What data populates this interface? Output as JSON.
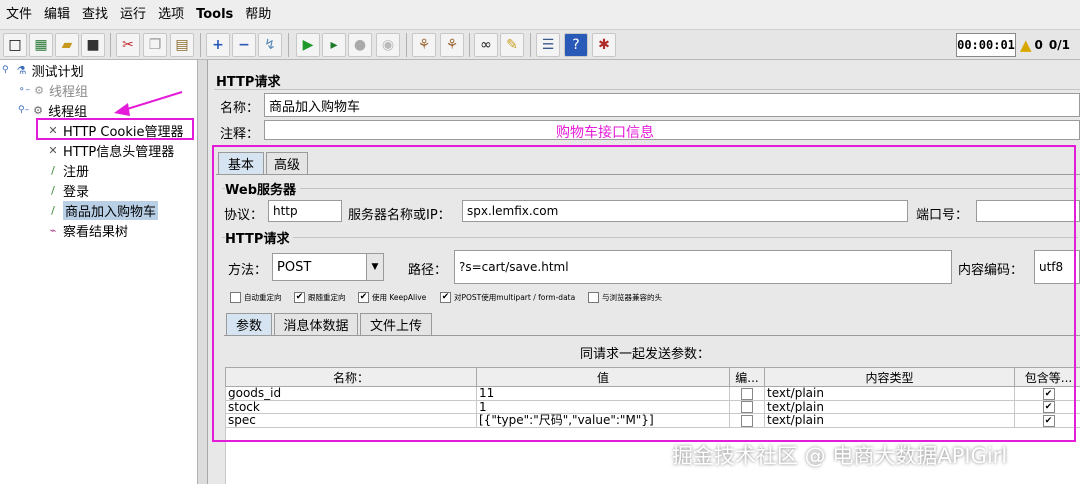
{
  "menu": [
    "文件",
    "编辑",
    "查找",
    "运行",
    "选项",
    "Tools",
    "帮助"
  ],
  "toolbar": {
    "icons": [
      "new-icon",
      "templates-icon",
      "open-icon",
      "save-icon",
      "cut-icon",
      "copy-icon",
      "paste-icon",
      "expand-icon",
      "collapse-icon",
      "toggle-icon",
      "start-icon",
      "start-no-pause-icon",
      "stop-icon",
      "shutdown-icon",
      "clear-icon",
      "clear-all-icon",
      "search-icon",
      "reset-search-icon",
      "function-helper-icon",
      "help-icon",
      "remote-icon"
    ],
    "timer": "00:00:01",
    "warnings": "0",
    "threads": "0/1"
  },
  "tree": [
    {
      "label": "测试计划",
      "icon": "test-plan-icon",
      "dim": false
    },
    {
      "label": "线程组",
      "icon": "thread-group-icon",
      "dim": true
    },
    {
      "label": "线程组",
      "icon": "thread-group-icon",
      "dim": false
    },
    {
      "label": "HTTP Cookie管理器",
      "icon": "config-element-icon",
      "dim": false
    },
    {
      "label": "HTTP信息头管理器",
      "icon": "config-element-icon",
      "dim": false
    },
    {
      "label": "注册",
      "icon": "sampler-icon",
      "dim": false
    },
    {
      "label": "登录",
      "icon": "sampler-icon",
      "dim": false
    },
    {
      "label": "商品加入购物车",
      "icon": "sampler-icon",
      "dim": false,
      "selected": true
    },
    {
      "label": "察看结果树",
      "icon": "listener-icon",
      "dim": false
    }
  ],
  "panel": {
    "title": "HTTP请求",
    "name_label": "名称：",
    "name_value": "商品加入购物车",
    "comment_label": "注释：",
    "comment_value": "",
    "tabs": [
      "基本",
      "高级"
    ],
    "web_server": {
      "title": "Web服务器",
      "protocol_label": "协议：",
      "protocol_value": "http",
      "server_label": "服务器名称或IP：",
      "server_value": "spx.lemfix.com",
      "port_label": "端口号：",
      "port_value": ""
    },
    "http_request": {
      "title": "HTTP请求",
      "method_label": "方法：",
      "method_value": "POST",
      "path_label": "路径：",
      "path_value": "?s=cart/save.html",
      "encoding_label": "内容编码：",
      "encoding_value": "utf8"
    },
    "options": [
      {
        "label": "自动重定向",
        "checked": false
      },
      {
        "label": "跟随重定向",
        "checked": true
      },
      {
        "label": "使用 KeepAlive",
        "checked": true
      },
      {
        "label": "对POST使用multipart / form-data",
        "checked": true
      },
      {
        "label": "与浏览器兼容的头",
        "checked": false
      }
    ],
    "subtabs": [
      "参数",
      "消息体数据",
      "文件上传"
    ],
    "params_caption": "同请求一起发送参数：",
    "columns": [
      "名称：",
      "值",
      "编...",
      "内容类型",
      "包含等..."
    ],
    "rows": [
      {
        "name": "goods_id",
        "value": "11",
        "encode": false,
        "content_type": "text/plain",
        "include_equals": true
      },
      {
        "name": "stock",
        "value": "1",
        "encode": false,
        "content_type": "text/plain",
        "include_equals": true
      },
      {
        "name": "spec",
        "value": "[{\"type\":\"尺码\",\"value\":\"M\"}]",
        "encode": false,
        "content_type": "text/plain",
        "include_equals": true
      }
    ]
  },
  "annotation": {
    "text": "购物车接口信息",
    "color": "#e41bd8"
  },
  "watermark": "掘金技术社区 @ 电商大数据APIGirl"
}
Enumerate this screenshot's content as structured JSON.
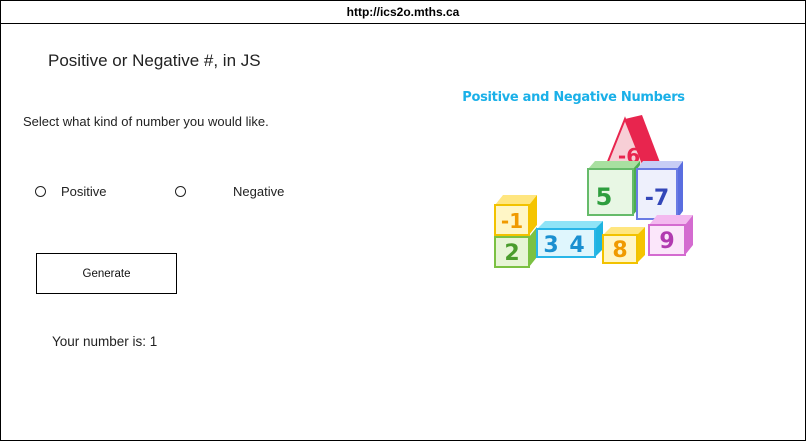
{
  "browser": {
    "url": "http://ics2o.mths.ca"
  },
  "page": {
    "title": "Positive or Negative #, in JS",
    "prompt": "Select what kind of number you would like.",
    "options": [
      {
        "label": "Positive",
        "selected": false
      },
      {
        "label": "Negative",
        "selected": false
      }
    ],
    "generate_label": "Generate",
    "result_text": "Your number is: 1"
  },
  "image": {
    "title": "Positive and Negative Numbers",
    "blocks": [
      "-6",
      "5",
      "-7",
      "-1",
      "2",
      "3",
      "4",
      "8",
      "9"
    ]
  },
  "colors": {
    "hero_title": "#1ab0e8",
    "border": "#000000"
  }
}
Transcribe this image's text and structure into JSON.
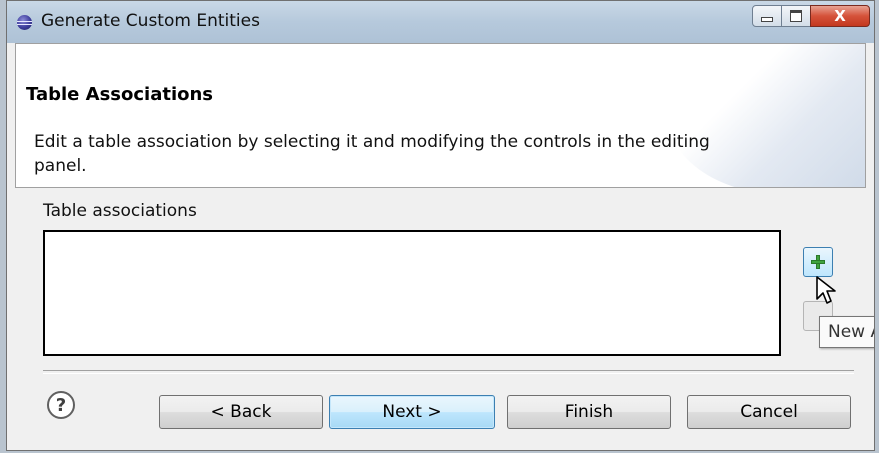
{
  "window": {
    "title": "Generate Custom Entities",
    "controls": {
      "minimize": "–",
      "maximize": "□",
      "close": "X"
    }
  },
  "header": {
    "title": "Table Associations",
    "description": "Edit a table association by selecting it and modifying the controls in the editing panel."
  },
  "content": {
    "list_label": "Table associations",
    "items": [],
    "add_button_icon": "plus-icon",
    "tooltip": "New A"
  },
  "footer": {
    "help_icon": "?",
    "back_label": "< Back",
    "next_label": "Next >",
    "finish_label": "Finish",
    "cancel_label": "Cancel"
  },
  "colors": {
    "titlebar": "#b6c9dc",
    "close_button": "#c3381f",
    "default_button": "#bee6fd",
    "plus_icon": "#3fa33f"
  }
}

Challenge.
Reproduce every record above exactly, but leave out the pictures.

Worked answer.
What data populates this interface? Output as JSON.
{
  "menu": [
    "文件",
    "编辑",
    "查找",
    "运行",
    "选项",
    "Tools",
    "帮助"
  ],
  "toolbar": {
    "icons": [
      "new-icon",
      "templates-icon",
      "open-icon",
      "save-icon",
      "cut-icon",
      "copy-icon",
      "paste-icon",
      "expand-icon",
      "collapse-icon",
      "toggle-icon",
      "start-icon",
      "start-no-pause-icon",
      "stop-icon",
      "shutdown-icon",
      "clear-icon",
      "clear-all-icon",
      "search-icon",
      "reset-search-icon",
      "function-helper-icon",
      "help-icon",
      "remote-icon"
    ],
    "timer": "00:00:01",
    "warnings": "0",
    "threads": "0/1"
  },
  "tree": [
    {
      "label": "测试计划",
      "icon": "test-plan-icon",
      "dim": false
    },
    {
      "label": "线程组",
      "icon": "thread-group-icon",
      "dim": true
    },
    {
      "label": "线程组",
      "icon": "thread-group-icon",
      "dim": false
    },
    {
      "label": "HTTP Cookie管理器",
      "icon": "config-element-icon",
      "dim": false
    },
    {
      "label": "HTTP信息头管理器",
      "icon": "config-element-icon",
      "dim": false
    },
    {
      "label": "注册",
      "icon": "sampler-icon",
      "dim": false
    },
    {
      "label": "登录",
      "icon": "sampler-icon",
      "dim": false
    },
    {
      "label": "商品加入购物车",
      "icon": "sampler-icon",
      "dim": false,
      "selected": true
    },
    {
      "label": "察看结果树",
      "icon": "listener-icon",
      "dim": false
    }
  ],
  "panel": {
    "title": "HTTP请求",
    "name_label": "名称：",
    "name_value": "商品加入购物车",
    "comment_label": "注释：",
    "comment_value": "",
    "tabs": [
      "基本",
      "高级"
    ],
    "web_server": {
      "title": "Web服务器",
      "protocol_label": "协议：",
      "protocol_value": "http",
      "server_label": "服务器名称或IP：",
      "server_value": "spx.lemfix.com",
      "port_label": "端口号：",
      "port_value": ""
    },
    "http_request": {
      "title": "HTTP请求",
      "method_label": "方法：",
      "method_value": "POST",
      "path_label": "路径：",
      "path_value": "?s=cart/save.html",
      "encoding_label": "内容编码：",
      "encoding_value": "utf8"
    },
    "options": [
      {
        "label": "自动重定向",
        "checked": false
      },
      {
        "label": "跟随重定向",
        "checked": true
      },
      {
        "label": "使用 KeepAlive",
        "checked": true
      },
      {
        "label": "对POST使用multipart / form-data",
        "checked": true
      },
      {
        "label": "与浏览器兼容的头",
        "checked": false
      }
    ],
    "subtabs": [
      "参数",
      "消息体数据",
      "文件上传"
    ],
    "params_caption": "同请求一起发送参数：",
    "columns": [
      "名称：",
      "值",
      "编...",
      "内容类型",
      "包含等..."
    ],
    "rows": [
      {
        "name": "goods_id",
        "value": "11",
        "encode": false,
        "content_type": "text/plain",
        "include_equals": true
      },
      {
        "name": "stock",
        "value": "1",
        "encode": false,
        "content_type": "text/plain",
        "include_equals": true
      },
      {
        "name": "spec",
        "value": "[{\"type\":\"尺码\",\"value\":\"M\"}]",
        "encode": false,
        "content_type": "text/plain",
        "include_equals": true
      }
    ]
  },
  "annotation": {
    "text": "购物车接口信息",
    "color": "#e41bd8"
  },
  "watermark": "掘金技术社区 @ 电商大数据APIGirl"
}
Enumerate this screenshot's content as structured JSON.
{
  "browser": {
    "url": "http://ics2o.mths.ca"
  },
  "page": {
    "title": "Positive or Negative #, in JS",
    "prompt": "Select what kind of number you would like.",
    "options": [
      {
        "label": "Positive",
        "selected": false
      },
      {
        "label": "Negative",
        "selected": false
      }
    ],
    "generate_label": "Generate",
    "result_text": "Your number is: 1"
  },
  "image": {
    "title": "Positive and Negative Numbers",
    "blocks": [
      "-6",
      "5",
      "-7",
      "-1",
      "2",
      "3",
      "4",
      "8",
      "9"
    ]
  },
  "colors": {
    "hero_title": "#1ab0e8",
    "border": "#000000"
  }
}
Transcribe this image's text and structure into JSON.
{
  "window": {
    "title": "Generate Custom Entities",
    "controls": {
      "minimize": "–",
      "maximize": "□",
      "close": "X"
    }
  },
  "header": {
    "title": "Table Associations",
    "description": "Edit a table association by selecting it and modifying the controls in the editing panel."
  },
  "content": {
    "list_label": "Table associations",
    "items": [],
    "add_button_icon": "plus-icon",
    "tooltip": "New A"
  },
  "footer": {
    "help_icon": "?",
    "back_label": "< Back",
    "next_label": "Next >",
    "finish_label": "Finish",
    "cancel_label": "Cancel"
  },
  "colors": {
    "titlebar": "#b6c9dc",
    "close_button": "#c3381f",
    "default_button": "#bee6fd",
    "plus_icon": "#3fa33f"
  }
}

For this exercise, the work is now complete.